* **Exercise description**
Exactly reproduce the lines that follow.

* * *

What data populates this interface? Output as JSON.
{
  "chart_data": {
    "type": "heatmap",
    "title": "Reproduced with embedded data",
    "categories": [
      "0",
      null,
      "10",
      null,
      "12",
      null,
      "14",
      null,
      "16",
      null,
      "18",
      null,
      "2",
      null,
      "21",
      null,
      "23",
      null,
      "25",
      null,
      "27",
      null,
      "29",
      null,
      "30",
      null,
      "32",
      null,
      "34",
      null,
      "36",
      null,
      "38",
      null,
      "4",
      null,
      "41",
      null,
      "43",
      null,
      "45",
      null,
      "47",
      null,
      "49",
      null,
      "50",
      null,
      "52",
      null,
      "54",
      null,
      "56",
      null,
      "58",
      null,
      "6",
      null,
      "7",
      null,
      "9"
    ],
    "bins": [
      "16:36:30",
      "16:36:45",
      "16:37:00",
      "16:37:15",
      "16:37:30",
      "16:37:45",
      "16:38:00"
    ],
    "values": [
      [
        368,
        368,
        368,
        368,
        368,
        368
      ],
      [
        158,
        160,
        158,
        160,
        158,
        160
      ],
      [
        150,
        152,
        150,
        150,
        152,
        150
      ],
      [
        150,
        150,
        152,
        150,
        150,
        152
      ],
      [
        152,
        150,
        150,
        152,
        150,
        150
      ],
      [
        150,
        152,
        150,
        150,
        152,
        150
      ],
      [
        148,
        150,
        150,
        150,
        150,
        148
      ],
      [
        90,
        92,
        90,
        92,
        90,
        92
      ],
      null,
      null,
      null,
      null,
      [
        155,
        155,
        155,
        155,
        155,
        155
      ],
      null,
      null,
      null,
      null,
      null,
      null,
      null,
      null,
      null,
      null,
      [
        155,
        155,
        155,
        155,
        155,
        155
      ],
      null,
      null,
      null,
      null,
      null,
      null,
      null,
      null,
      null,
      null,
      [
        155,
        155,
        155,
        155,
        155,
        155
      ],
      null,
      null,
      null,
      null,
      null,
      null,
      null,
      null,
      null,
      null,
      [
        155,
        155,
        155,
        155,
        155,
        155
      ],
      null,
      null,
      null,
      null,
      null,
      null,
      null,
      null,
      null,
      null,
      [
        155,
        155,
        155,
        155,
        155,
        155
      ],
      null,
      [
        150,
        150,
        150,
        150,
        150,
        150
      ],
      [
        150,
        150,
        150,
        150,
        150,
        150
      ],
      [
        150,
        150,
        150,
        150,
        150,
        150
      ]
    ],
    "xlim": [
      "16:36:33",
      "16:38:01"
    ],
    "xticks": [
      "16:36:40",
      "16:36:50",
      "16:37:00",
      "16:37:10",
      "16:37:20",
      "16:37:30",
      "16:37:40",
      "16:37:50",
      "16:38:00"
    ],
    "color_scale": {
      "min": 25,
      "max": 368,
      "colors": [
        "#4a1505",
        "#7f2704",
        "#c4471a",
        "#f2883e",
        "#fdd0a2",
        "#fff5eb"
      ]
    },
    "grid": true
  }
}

* * *

* **The solution**
What data populates this interface? Output as JSON.
{
  "chart_data": {
    "type": "heatmap",
    "title": "Reproduced with embedded data",
    "categories": [
      "0",
      null,
      "10",
      null,
      "12",
      null,
      "14",
      null,
      "16",
      null,
      "18",
      null,
      "2",
      null,
      "21",
      null,
      "23",
      null,
      "25",
      null,
      "27",
      null,
      "29",
      null,
      "30",
      null,
      "32",
      null,
      "34",
      null,
      "36",
      null,
      "38",
      null,
      "4",
      null,
      "41",
      null,
      "43",
      null,
      "45",
      null,
      "47",
      null,
      "49",
      null,
      "50",
      null,
      "52",
      null,
      "54",
      null,
      "56",
      null,
      "58",
      null,
      "6",
      null,
      "7",
      null,
      "9"
    ],
    "bins": [
      "16:36:30",
      "16:36:45",
      "16:37:00",
      "16:37:15",
      "16:37:30",
      "16:37:45",
      "16:38:00"
    ],
    "values": [
      [
        368,
        368,
        368,
        368,
        368,
        368
      ],
      [
        158,
        160,
        158,
        160,
        158,
        160
      ],
      [
        150,
        152,
        150,
        150,
        152,
        150
      ],
      [
        150,
        150,
        152,
        150,
        150,
        152
      ],
      [
        152,
        150,
        150,
        152,
        150,
        150
      ],
      [
        150,
        152,
        150,
        150,
        152,
        150
      ],
      [
        148,
        150,
        150,
        150,
        150,
        148
      ],
      [
        90,
        92,
        90,
        92,
        90,
        92
      ],
      null,
      null,
      null,
      null,
      [
        155,
        155,
        155,
        155,
        155,
        155
      ],
      null,
      null,
      null,
      null,
      null,
      null,
      null,
      null,
      null,
      null,
      [
        155,
        155,
        155,
        155,
        155,
        155
      ],
      null,
      null,
      null,
      null,
      null,
      null,
      null,
      null,
      null,
      null,
      [
        155,
        155,
        155,
        155,
        155,
        155
      ],
      null,
      null,
      null,
      null,
      null,
      null,
      null,
      null,
      null,
      null,
      [
        155,
        155,
        155,
        155,
        155,
        155
      ],
      null,
      null,
      null,
      null,
      null,
      null,
      null,
      null,
      null,
      null,
      [
        155,
        155,
        155,
        155,
        155,
        155
      ],
      null,
      [
        150,
        150,
        150,
        150,
        150,
        150
      ],
      [
        150,
        150,
        150,
        150,
        150,
        150
      ],
      [
        150,
        150,
        150,
        150,
        150,
        150
      ]
    ],
    "xlim": [
      "16:36:33",
      "16:38:01"
    ],
    "xticks": [
      "16:36:40",
      "16:36:50",
      "16:37:00",
      "16:37:10",
      "16:37:20",
      "16:37:30",
      "16:37:40",
      "16:37:50",
      "16:38:00"
    ],
    "color_scale": {
      "min": 25,
      "max": 368,
      "colors": [
        "#4a1505",
        "#7f2704",
        "#c4471a",
        "#f2883e",
        "#fdd0a2",
        "#fff5eb"
      ]
    },
    "grid": true
  }
}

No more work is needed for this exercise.